Task brief » Gather each line containing the string "webapps" from these entries.

BEGIN

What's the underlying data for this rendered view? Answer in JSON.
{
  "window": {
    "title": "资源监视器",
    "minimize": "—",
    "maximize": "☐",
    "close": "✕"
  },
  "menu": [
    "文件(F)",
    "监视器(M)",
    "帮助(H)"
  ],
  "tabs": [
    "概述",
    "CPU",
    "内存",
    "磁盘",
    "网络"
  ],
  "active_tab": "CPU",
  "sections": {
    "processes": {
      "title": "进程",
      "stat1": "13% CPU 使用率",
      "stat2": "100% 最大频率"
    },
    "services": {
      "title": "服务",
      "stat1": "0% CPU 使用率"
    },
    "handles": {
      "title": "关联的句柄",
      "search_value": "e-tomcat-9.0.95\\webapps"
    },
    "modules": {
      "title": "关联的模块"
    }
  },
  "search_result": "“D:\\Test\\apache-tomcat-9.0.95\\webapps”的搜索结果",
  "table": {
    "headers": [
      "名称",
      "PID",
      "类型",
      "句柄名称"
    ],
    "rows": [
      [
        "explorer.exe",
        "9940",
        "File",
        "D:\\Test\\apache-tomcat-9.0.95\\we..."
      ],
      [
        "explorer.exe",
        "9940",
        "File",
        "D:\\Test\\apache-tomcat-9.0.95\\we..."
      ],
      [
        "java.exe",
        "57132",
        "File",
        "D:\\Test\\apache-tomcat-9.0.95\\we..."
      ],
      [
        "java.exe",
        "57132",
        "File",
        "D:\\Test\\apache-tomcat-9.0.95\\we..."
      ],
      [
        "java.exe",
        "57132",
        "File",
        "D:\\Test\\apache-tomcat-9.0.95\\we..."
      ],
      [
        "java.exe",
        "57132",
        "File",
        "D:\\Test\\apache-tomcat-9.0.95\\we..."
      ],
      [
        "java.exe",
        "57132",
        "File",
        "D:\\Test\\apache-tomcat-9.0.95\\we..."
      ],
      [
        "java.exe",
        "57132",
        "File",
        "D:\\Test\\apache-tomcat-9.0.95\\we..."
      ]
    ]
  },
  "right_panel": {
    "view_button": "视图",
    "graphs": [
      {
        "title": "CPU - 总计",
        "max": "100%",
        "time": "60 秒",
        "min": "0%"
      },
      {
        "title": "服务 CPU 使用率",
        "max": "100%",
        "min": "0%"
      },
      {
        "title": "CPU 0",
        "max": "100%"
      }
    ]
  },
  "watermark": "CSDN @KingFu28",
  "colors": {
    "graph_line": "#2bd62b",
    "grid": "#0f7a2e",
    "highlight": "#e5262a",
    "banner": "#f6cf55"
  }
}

END

Exercise response »
      "search_value": "e-tomcat-9.0.95\\webapps"
  "search_result": "“D:\\Test\\apache-tomcat-9.0.95\\webapps”的搜索结果",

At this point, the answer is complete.